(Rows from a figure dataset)
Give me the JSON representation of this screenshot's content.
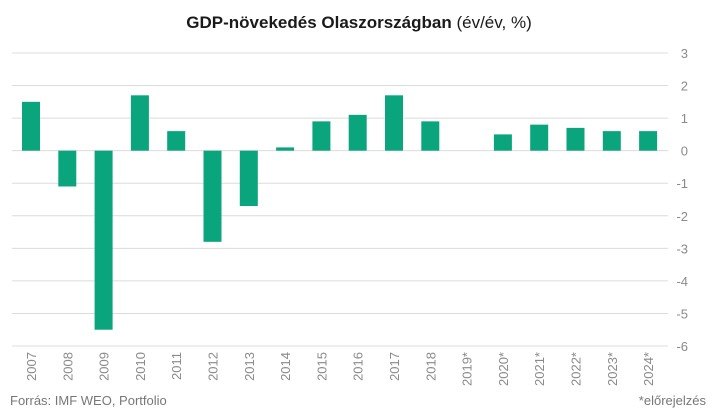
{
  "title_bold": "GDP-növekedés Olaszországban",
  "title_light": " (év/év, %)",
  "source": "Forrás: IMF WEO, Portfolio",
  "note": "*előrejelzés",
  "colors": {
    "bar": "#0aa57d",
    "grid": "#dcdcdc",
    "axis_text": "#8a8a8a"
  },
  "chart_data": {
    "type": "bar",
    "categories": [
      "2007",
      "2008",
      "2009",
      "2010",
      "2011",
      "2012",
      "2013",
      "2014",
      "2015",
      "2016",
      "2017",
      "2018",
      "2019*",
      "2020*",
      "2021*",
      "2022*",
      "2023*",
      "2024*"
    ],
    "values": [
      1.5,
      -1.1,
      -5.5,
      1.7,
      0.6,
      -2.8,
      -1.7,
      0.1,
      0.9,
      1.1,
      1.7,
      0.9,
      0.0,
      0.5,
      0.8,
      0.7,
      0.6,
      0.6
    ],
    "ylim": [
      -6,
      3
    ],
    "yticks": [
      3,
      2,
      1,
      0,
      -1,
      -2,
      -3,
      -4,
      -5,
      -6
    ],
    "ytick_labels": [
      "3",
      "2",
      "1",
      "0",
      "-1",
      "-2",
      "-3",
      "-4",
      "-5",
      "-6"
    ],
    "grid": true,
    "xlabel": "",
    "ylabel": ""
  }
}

**STATED GOAL**
Drop the images and repeat the data exactly.

**FINISHED ANSWER**
Give me the JSON representation of this screenshot's content.
{
  "title_bold": "GDP-növekedés Olaszországban",
  "title_light": " (év/év, %)",
  "source": "Forrás: IMF WEO, Portfolio",
  "note": "*előrejelzés",
  "colors": {
    "bar": "#0aa57d",
    "grid": "#dcdcdc",
    "axis_text": "#8a8a8a"
  },
  "chart_data": {
    "type": "bar",
    "categories": [
      "2007",
      "2008",
      "2009",
      "2010",
      "2011",
      "2012",
      "2013",
      "2014",
      "2015",
      "2016",
      "2017",
      "2018",
      "2019*",
      "2020*",
      "2021*",
      "2022*",
      "2023*",
      "2024*"
    ],
    "values": [
      1.5,
      -1.1,
      -5.5,
      1.7,
      0.6,
      -2.8,
      -1.7,
      0.1,
      0.9,
      1.1,
      1.7,
      0.9,
      0.0,
      0.5,
      0.8,
      0.7,
      0.6,
      0.6
    ],
    "ylim": [
      -6,
      3
    ],
    "yticks": [
      3,
      2,
      1,
      0,
      -1,
      -2,
      -3,
      -4,
      -5,
      -6
    ],
    "ytick_labels": [
      "3",
      "2",
      "1",
      "0",
      "-1",
      "-2",
      "-3",
      "-4",
      "-5",
      "-6"
    ],
    "grid": true,
    "xlabel": "",
    "ylabel": ""
  }
}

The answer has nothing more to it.